▶ Document:
Carbon emissions of internet data transfer

29 July 2012 Peter Graf

The many enquiries we have received show that other companies are also interested in how to calculate the carbon emissions of internet data transfer.

Below is a description of the method for calculating emissions due to internet data transfer, which AMPEG commissioned another company to develop especially for its carbon neutrality project.

Methodology to calculate emissions of internet data transfer

As AMPEG operates in the IT sector, its work results in considerable volumes of internet data transfer. This data transfer causes emissions that are not under AMPEG’s control and should be conservatively accounted for in the calculation.

Figure 1: System boundaries of data transfer in the internet1

Figure 1 shows an example of the system boundaries in internet use. All emissions that are caused by the electricity consumed by AMPEG’s hardware (e.g. computers, servers, switches, routers) have already been included in the calculations of emissions caused by energy usage.

▶ Directive 1: In the article on carbon emissions of internet data transfer, what project was the calculation method developed for?
▶ Directive 2: In the article on carbon emissions of internet data transfer, condense the paragraph beginning "As AMPEG operates in the IT sector" into one shorter sentence that keeps its main facts.

▶ Supplied information:
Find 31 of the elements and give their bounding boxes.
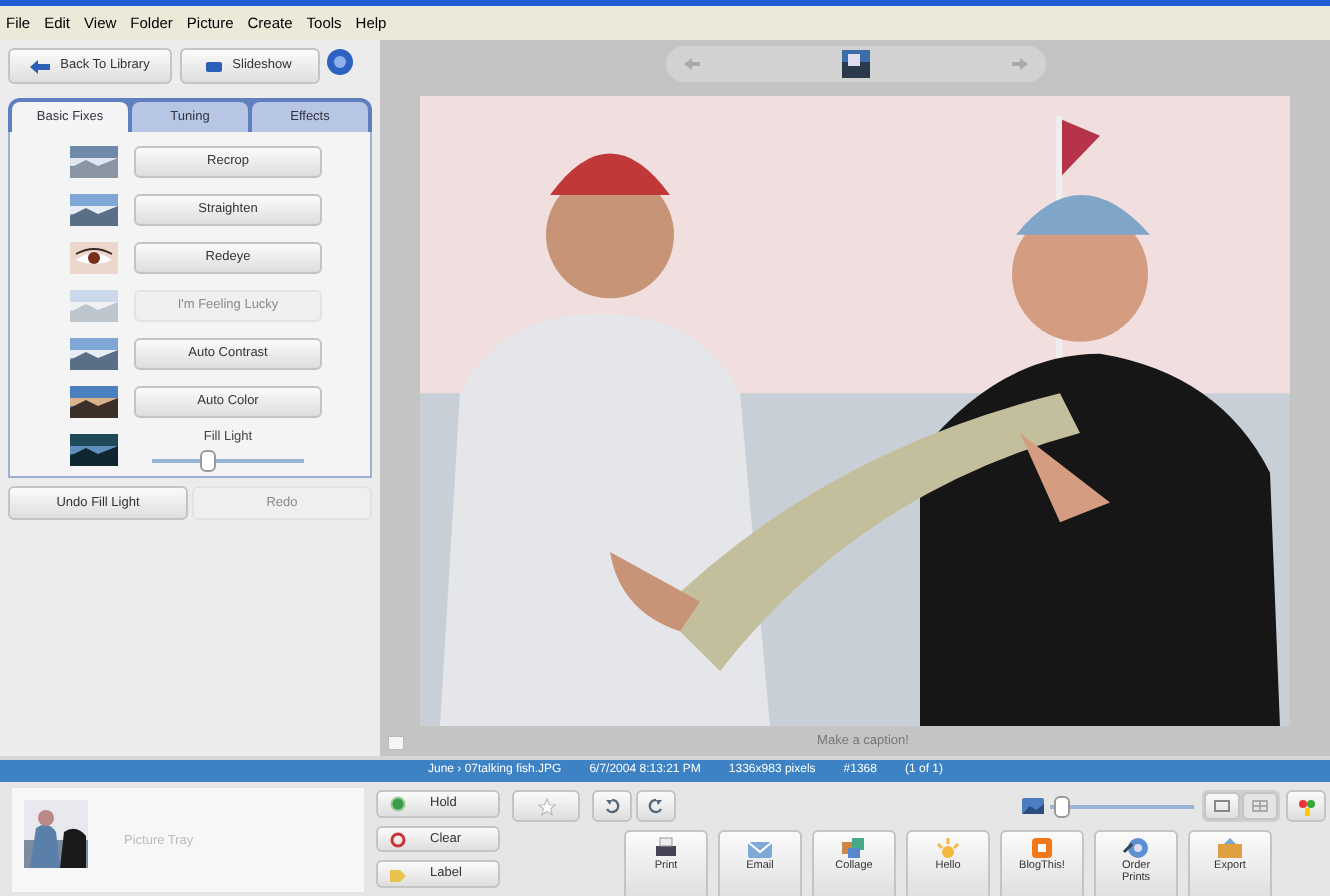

▶ Full output 1: AMPEG's carbon neutrality project.

▶ Full output 2: Because AMPEG works in IT, it generates large volumes of internet data transfer, whose emissions lie outside its control and should be counted conservatively.